PROBLEM TO WORK ON>
What is the number of lines in the data holding the word "腳版正常"? Give that number by itself.
==== SUPPLIED RECORDS
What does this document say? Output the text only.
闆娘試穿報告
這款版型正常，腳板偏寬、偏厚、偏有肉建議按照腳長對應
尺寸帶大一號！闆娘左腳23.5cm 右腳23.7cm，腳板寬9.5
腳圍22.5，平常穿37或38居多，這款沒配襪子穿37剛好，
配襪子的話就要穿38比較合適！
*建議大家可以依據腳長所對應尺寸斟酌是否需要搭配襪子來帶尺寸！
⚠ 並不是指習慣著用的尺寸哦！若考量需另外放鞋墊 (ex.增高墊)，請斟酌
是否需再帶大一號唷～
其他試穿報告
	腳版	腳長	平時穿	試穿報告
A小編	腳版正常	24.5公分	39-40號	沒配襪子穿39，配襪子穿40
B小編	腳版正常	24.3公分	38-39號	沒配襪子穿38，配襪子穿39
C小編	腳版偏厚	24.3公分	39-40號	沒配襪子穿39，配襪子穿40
========
WRITTEN SOLUTION>
2